**Problem to work on:** Locate and copy each line in the data that contains the word "GmbH".

**Supplied entries:**
____
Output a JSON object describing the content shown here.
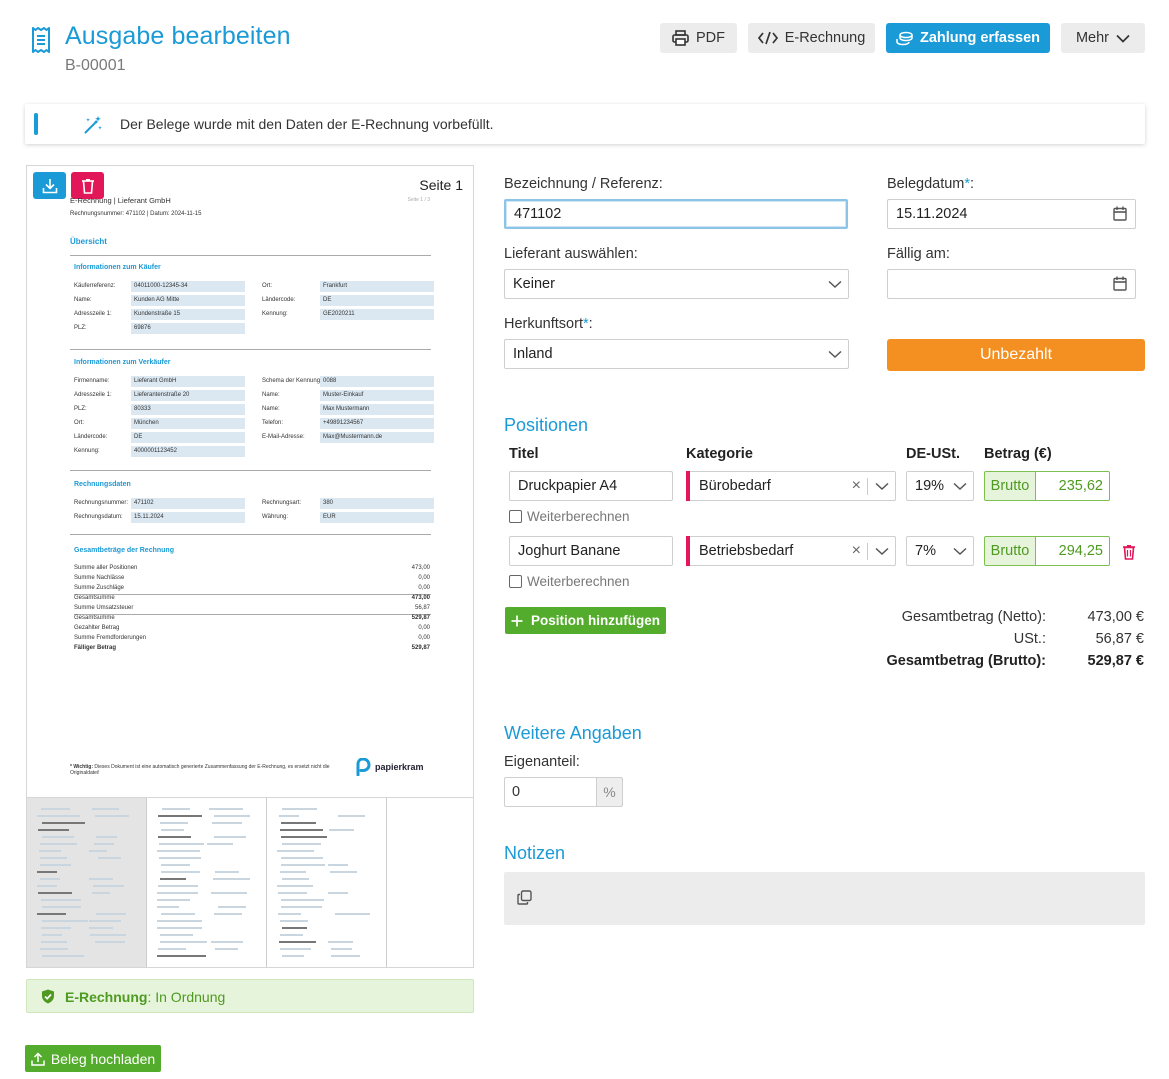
{
  "header": {
    "title": "Ausgabe bearbeiten",
    "subtitle": "B-00001",
    "pdf_label": "PDF",
    "erechnung_label": "E-Rechnung",
    "zahlung_label": "Zahlung erfassen",
    "mehr_label": "Mehr"
  },
  "banner": {
    "text": "Der Belege wurde mit den Daten der E-Rechnung vorbefüllt."
  },
  "preview": {
    "page_label": "Seite 1",
    "doc": {
      "heading": "E-Rechnung | Lieferant GmbH",
      "page_of": "Seite 1 / 3",
      "meta": "Rechnungsnummer: 471102 | Datum: 2024-11-15",
      "overview": "Übersicht",
      "buyer_title": "Informationen zum Käufer",
      "buyer_left": [
        {
          "label": "Käuferreferenz:",
          "value": "04011000-12345-34"
        },
        {
          "label": "Name:",
          "value": "Kunden AG Mitte"
        },
        {
          "label": "Adresszeile 1:",
          "value": "Kundenstraße 15"
        },
        {
          "label": "PLZ:",
          "value": "69876"
        }
      ],
      "buyer_right": [
        {
          "label": "Ort:",
          "value": "Frankfurt"
        },
        {
          "label": "Ländercode:",
          "value": "DE"
        },
        {
          "label": "Kennung:",
          "value": "GE2020211"
        }
      ],
      "seller_title": "Informationen zum Verkäufer",
      "seller_left": [
        {
          "label": "Firmenname:",
          "value": "Lieferant GmbH"
        },
        {
          "label": "Adresszeile 1:",
          "value": "Lieferantenstraße 20"
        },
        {
          "label": "PLZ:",
          "value": "80333"
        },
        {
          "label": "Ort:",
          "value": "München"
        },
        {
          "label": "Ländercode:",
          "value": "DE"
        },
        {
          "label": "Kennung:",
          "value": "4000001123452"
        }
      ],
      "seller_right": [
        {
          "label": "Schema der Kennung:",
          "value": "0088"
        },
        {
          "label": "Name:",
          "value": "Muster-Einkauf"
        },
        {
          "label": "Name:",
          "value": "Max Mustermann"
        },
        {
          "label": "Telefon:",
          "value": "+49891234567"
        },
        {
          "label": "E-Mail-Adresse:",
          "value": "Max@Mustermann.de"
        }
      ],
      "invoice_title": "Rechnungsdaten",
      "invoice_left": [
        {
          "label": "Rechnungsnummer:",
          "value": "471102"
        },
        {
          "label": "Rechnungsdatum:",
          "value": "15.11.2024"
        }
      ],
      "invoice_right": [
        {
          "label": "Rechnungsart:",
          "value": "380"
        },
        {
          "label": "Währung:",
          "value": "EUR"
        }
      ],
      "totals_title": "Gesamtbeträge der Rechnung",
      "totals": [
        {
          "label": "Summe aller Positionen",
          "value": "473,00",
          "bold": false
        },
        {
          "label": "Summe Nachlässe",
          "value": "0,00",
          "bold": false
        },
        {
          "label": "Summe Zuschläge",
          "value": "0,00",
          "bold": false
        },
        {
          "label": "Gesamtsumme",
          "value": "473,00",
          "bold": false
        },
        {
          "label": "Summe Umsatzsteuer",
          "value": "56,87",
          "bold": false
        },
        {
          "label": "Gesamtsumme",
          "value": "529,87",
          "bold": false
        },
        {
          "label": "Gezahlter Betrag",
          "value": "0,00",
          "bold": false
        },
        {
          "label": "Summe Fremdforderungen",
          "value": "0,00",
          "bold": false
        },
        {
          "label": "Fälliger Betrag",
          "value": "529,87",
          "bold": true
        }
      ],
      "footer_note_bold": "* Wichtig:",
      "footer_note": "Dieses Dokument ist eine automatisch generierte Zusammenfassung der E-Rechnung, es ersetzt nicht die Originaldatei!",
      "logo_text": "papierkram"
    }
  },
  "status": {
    "prefix": "E-Rechnung",
    "text": ": In Ordnung"
  },
  "upload_label": "Beleg hochladen",
  "form": {
    "bezeichnung_label": "Bezeichnung / Referenz:",
    "bezeichnung_value": "471102",
    "belegdatum_label": "Belegdatum",
    "belegdatum_value": "15.11.2024",
    "lieferant_label": "Lieferant auswählen:",
    "lieferant_value": "Keiner",
    "faellig_label": "Fällig am:",
    "faellig_value": "",
    "herkunft_label": "Herkunftsort",
    "herkunft_value": "Inland",
    "status_button": "Unbezahlt",
    "required_mark": "*",
    "colon": ":"
  },
  "positions": {
    "title": "Positionen",
    "col_titel": "Titel",
    "col_kategorie": "Kategorie",
    "col_ust": "DE-USt.",
    "col_betrag": "Betrag (€)",
    "rows": [
      {
        "titel": "Druckpapier A4",
        "kategorie": "Bürobedarf",
        "ust": "19%",
        "brutto_label": "Brutto",
        "betrag": "235,62",
        "weiter": "Weiterberechnen"
      },
      {
        "titel": "Joghurt Banane",
        "kategorie": "Betriebsbedarf",
        "ust": "7%",
        "brutto_label": "Brutto",
        "betrag": "294,25",
        "weiter": "Weiterberechnen"
      }
    ],
    "add_label": "Position hinzufügen"
  },
  "totals": {
    "netto_label": "Gesamtbetrag (Netto):",
    "netto_value": "473,00 €",
    "ust_label": "USt.:",
    "ust_value": "56,87 €",
    "brutto_label": "Gesamtbetrag (Brutto):",
    "brutto_value": "529,87 €"
  },
  "weitere": {
    "title": "Weitere Angaben",
    "eigenanteil_label": "Eigenanteil:",
    "eigenanteil_value": "0",
    "suffix": "%"
  },
  "notizen": {
    "title": "Notizen"
  },
  "colors": {
    "accent": "#1a9ad6",
    "success": "#54ac2c",
    "danger": "#e2175a",
    "warning": "#f39021"
  }
}
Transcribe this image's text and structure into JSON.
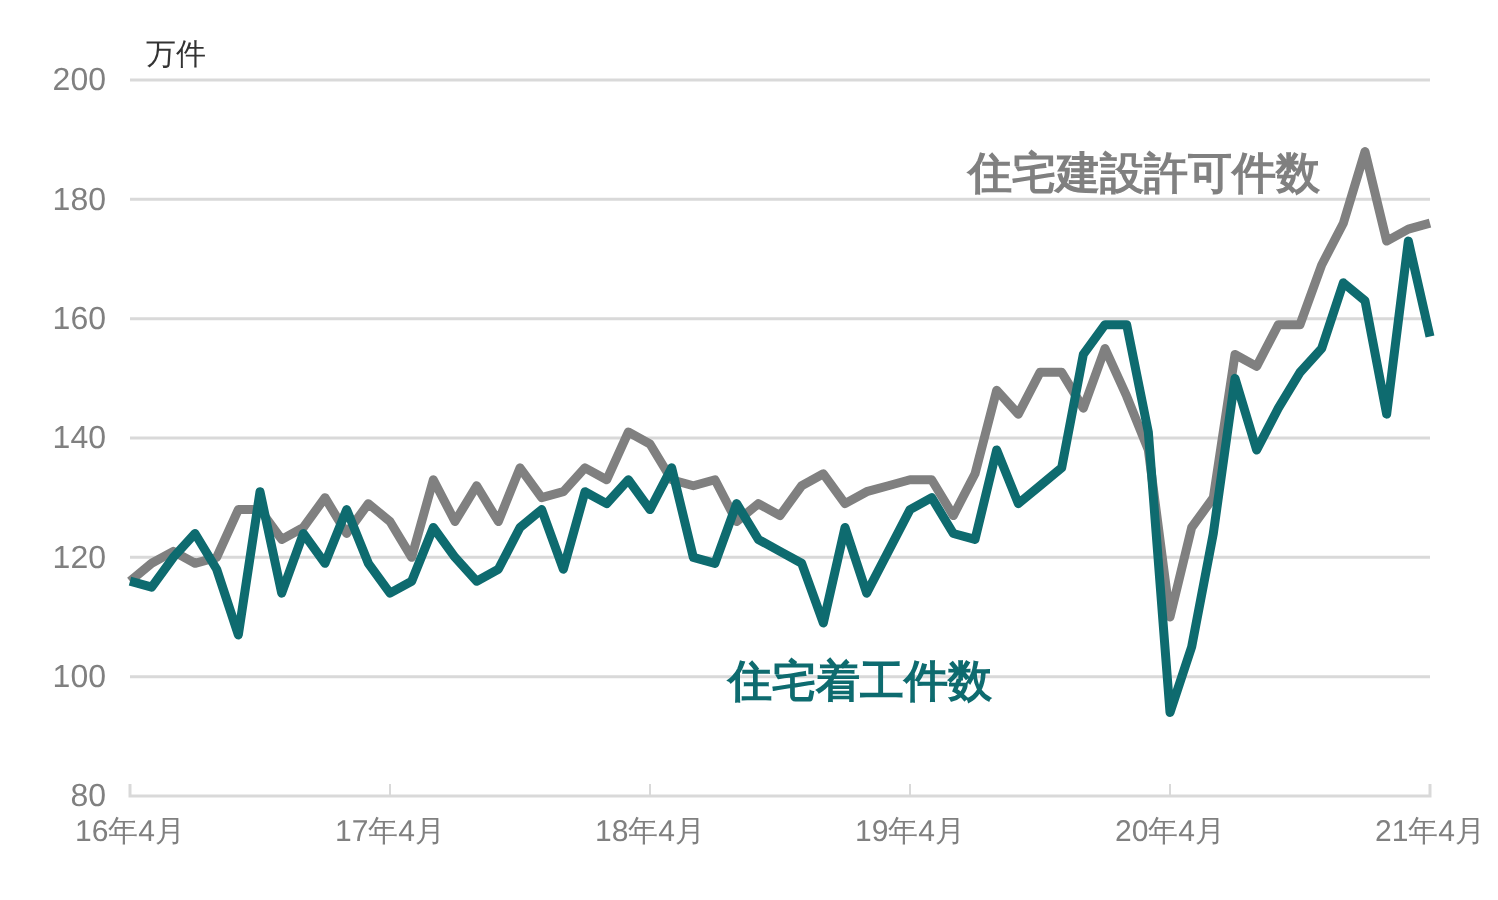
____
**Finished task:**
      "heading": "E-Rechnung | Lieferant GmbH",
          "value": "Lieferant GmbH"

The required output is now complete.